**Problem to solve**
Omit every picture and return the rest of the data unaltered.

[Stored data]
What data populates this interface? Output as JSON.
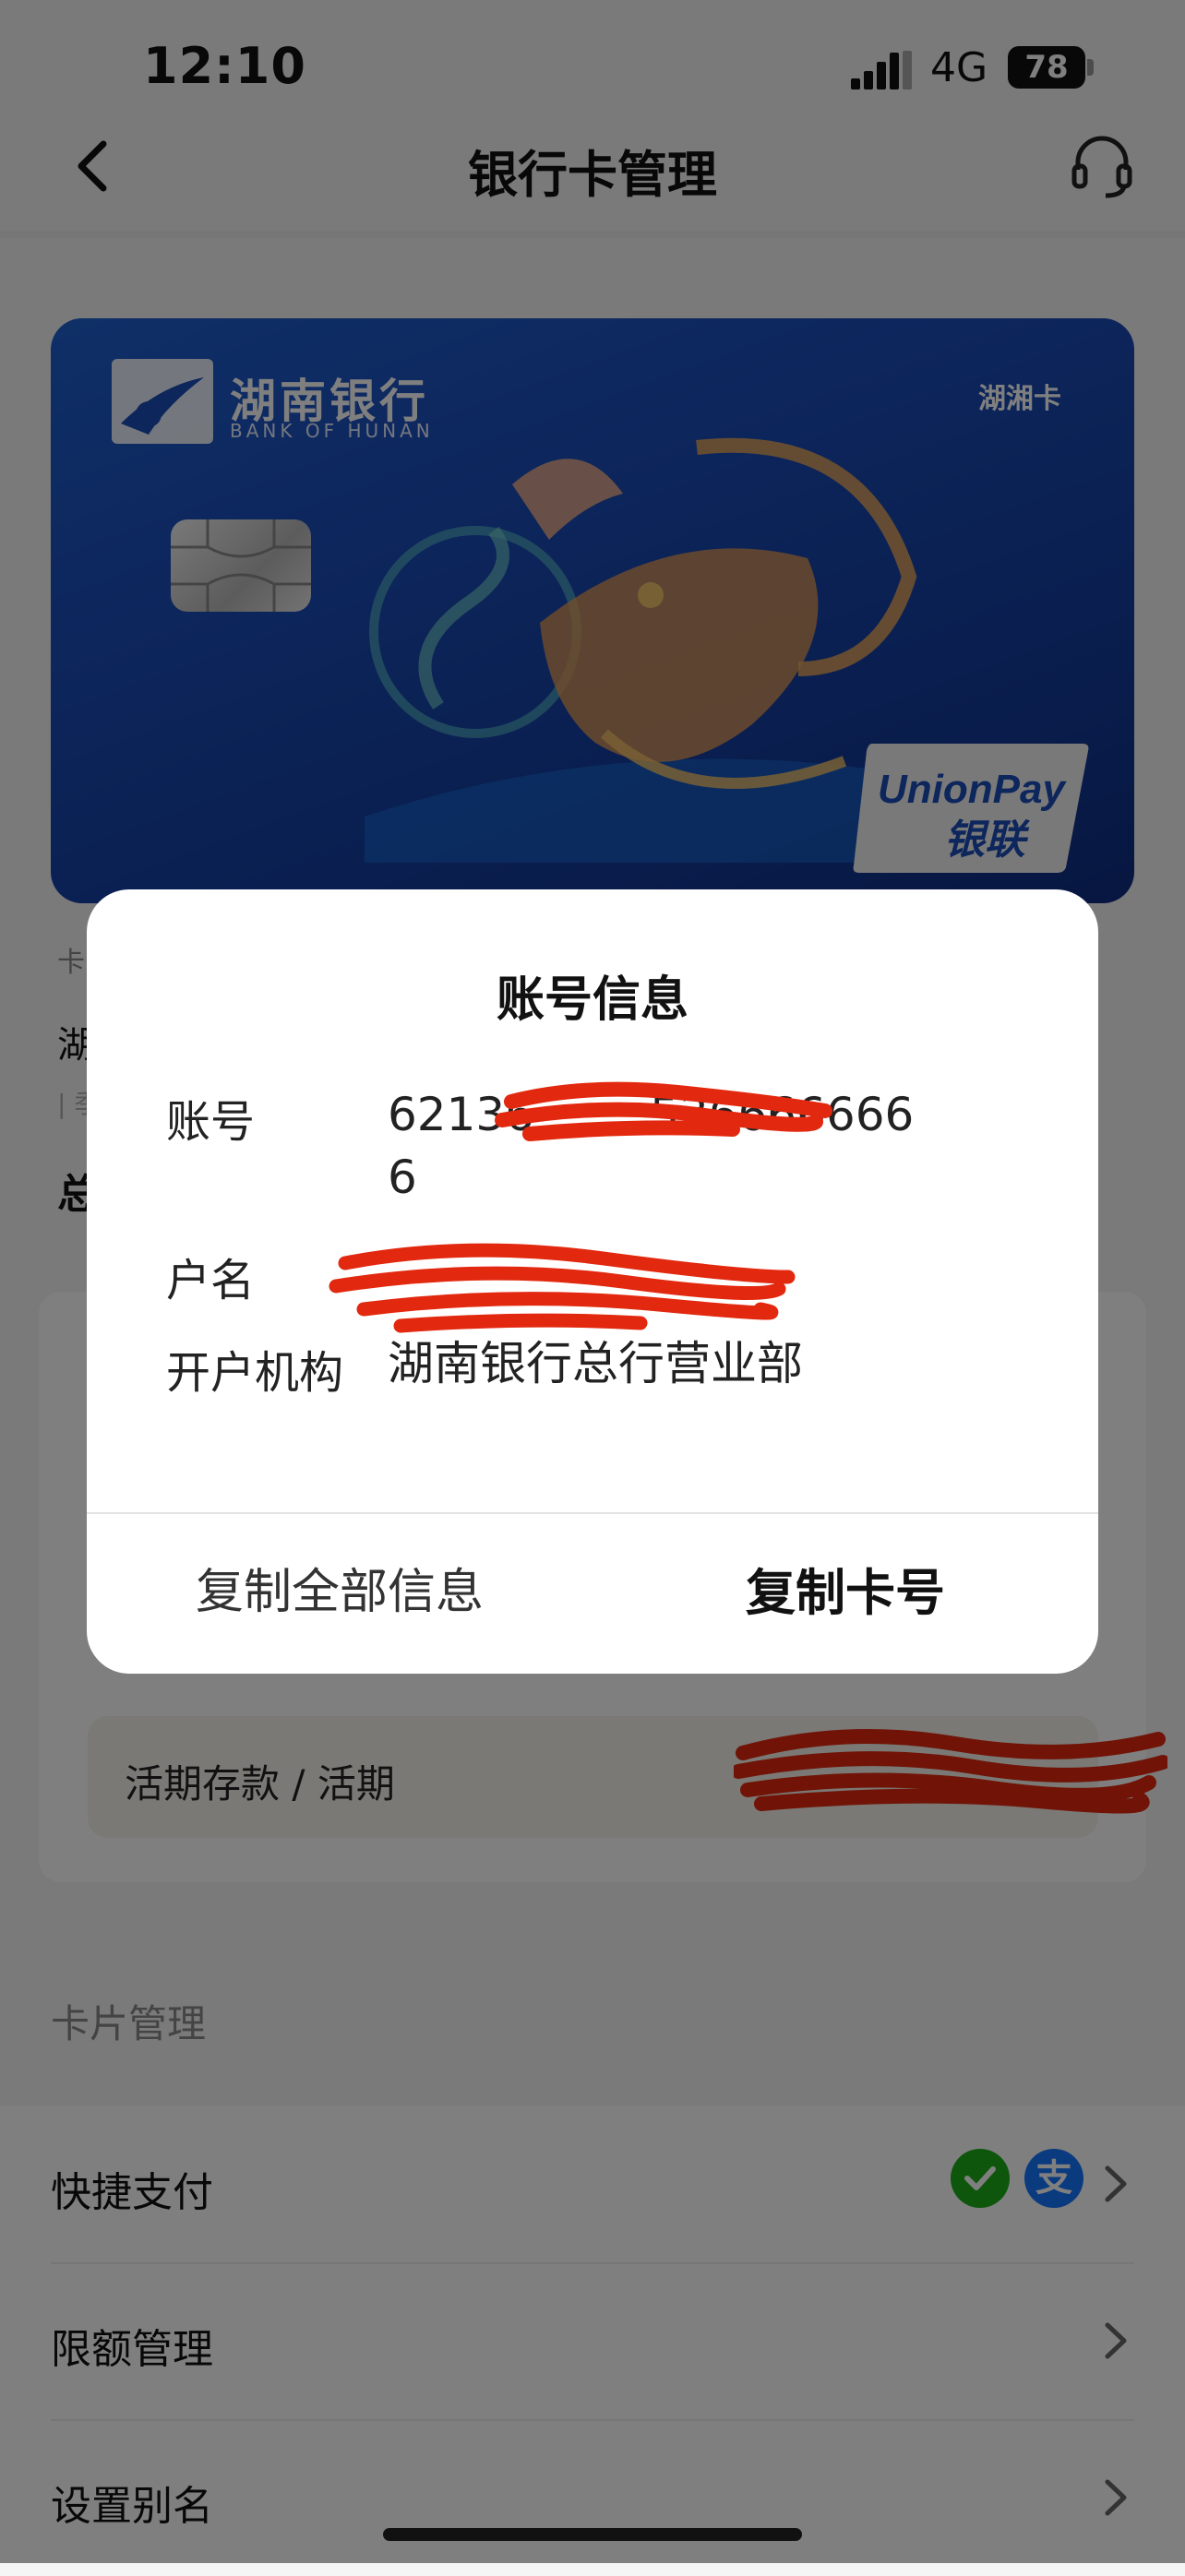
{
  "status_bar": {
    "time": "12:10",
    "network": "4G",
    "battery": "78"
  },
  "nav": {
    "title": "银行卡管理",
    "back_icon": "chevron-left-icon",
    "service_icon": "headset-icon"
  },
  "card": {
    "bank_name": "湖南银行",
    "bank_name_en": "BANK OF HUNAN",
    "card_type": "湖湘卡",
    "unionpay_en": "UnionPay",
    "unionpay_cn": "银联"
  },
  "card_info": {
    "label": "卡",
    "name": "湖",
    "sub": "| 季",
    "total": "总"
  },
  "account_row": {
    "label": "活期存款 / 活期"
  },
  "card_management": {
    "section_title": "卡片管理",
    "items": [
      {
        "label": "快捷支付"
      },
      {
        "label": "限额管理"
      },
      {
        "label": "设置别名"
      }
    ]
  },
  "dialog": {
    "title": "账号信息",
    "account_label": "账号",
    "account_value": "6213633666666",
    "account_value_visible_start": "62136",
    "account_value_visible_end": "536666666",
    "account_value_last": "6",
    "name_label": "户名",
    "institution_label": "开户机构",
    "institution_value": "湖南银行总行营业部",
    "copy_all": "复制全部信息",
    "copy_card": "复制卡号"
  },
  "colors": {
    "redaction": "#e2280e",
    "wechat": "#1aad19",
    "alipay": "#1677ff"
  }
}
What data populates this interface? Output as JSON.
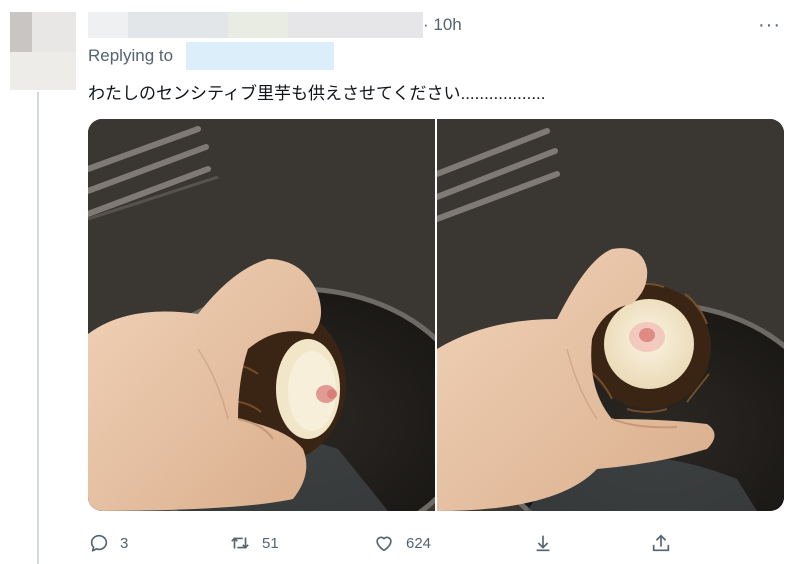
{
  "tweet": {
    "time": "· 10h",
    "replying_label": "Replying to",
    "text": "わたしのセンシティブ里芋も供えさせてください..................",
    "more_label": "···"
  },
  "media": {
    "left_photo": "taro-photo-side-view",
    "right_photo": "taro-photo-front-view"
  },
  "actions": {
    "reply_count": "3",
    "retweet_count": "51",
    "like_count": "624"
  },
  "icons": {
    "reply": "reply-icon",
    "retweet": "retweet-icon",
    "like": "like-icon",
    "bookmark": "bookmark-icon",
    "share": "share-icon"
  },
  "colors": {
    "muted": "#536471",
    "text": "#0f1419",
    "redaction": "#ddeefb"
  }
}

**Answer in full**
What data populates this interface? Output as JSON.
{
  "status_bar": {
    "time": "12:10",
    "network": "4G",
    "battery": "78"
  },
  "nav": {
    "title": "银行卡管理",
    "back_icon": "chevron-left-icon",
    "service_icon": "headset-icon"
  },
  "card": {
    "bank_name": "湖南银行",
    "bank_name_en": "BANK OF HUNAN",
    "card_type": "湖湘卡",
    "unionpay_en": "UnionPay",
    "unionpay_cn": "银联"
  },
  "card_info": {
    "label": "卡",
    "name": "湖",
    "sub": "| 季",
    "total": "总"
  },
  "account_row": {
    "label": "活期存款 / 活期"
  },
  "card_management": {
    "section_title": "卡片管理",
    "items": [
      {
        "label": "快捷支付"
      },
      {
        "label": "限额管理"
      },
      {
        "label": "设置别名"
      }
    ]
  },
  "dialog": {
    "title": "账号信息",
    "account_label": "账号",
    "account_value": "6213633666666",
    "account_value_visible_start": "62136",
    "account_value_visible_end": "536666666",
    "account_value_last": "6",
    "name_label": "户名",
    "institution_label": "开户机构",
    "institution_value": "湖南银行总行营业部",
    "copy_all": "复制全部信息",
    "copy_card": "复制卡号"
  },
  "colors": {
    "redaction": "#e2280e",
    "wechat": "#1aad19",
    "alipay": "#1677ff"
  }
}
What data populates this interface? Output as JSON.
{
  "tweet": {
    "time": "· 10h",
    "replying_label": "Replying to",
    "text": "わたしのセンシティブ里芋も供えさせてください..................",
    "more_label": "···"
  },
  "media": {
    "left_photo": "taro-photo-side-view",
    "right_photo": "taro-photo-front-view"
  },
  "actions": {
    "reply_count": "3",
    "retweet_count": "51",
    "like_count": "624"
  },
  "icons": {
    "reply": "reply-icon",
    "retweet": "retweet-icon",
    "like": "like-icon",
    "bookmark": "bookmark-icon",
    "share": "share-icon"
  },
  "colors": {
    "muted": "#536471",
    "text": "#0f1419",
    "redaction": "#ddeefb"
  }
}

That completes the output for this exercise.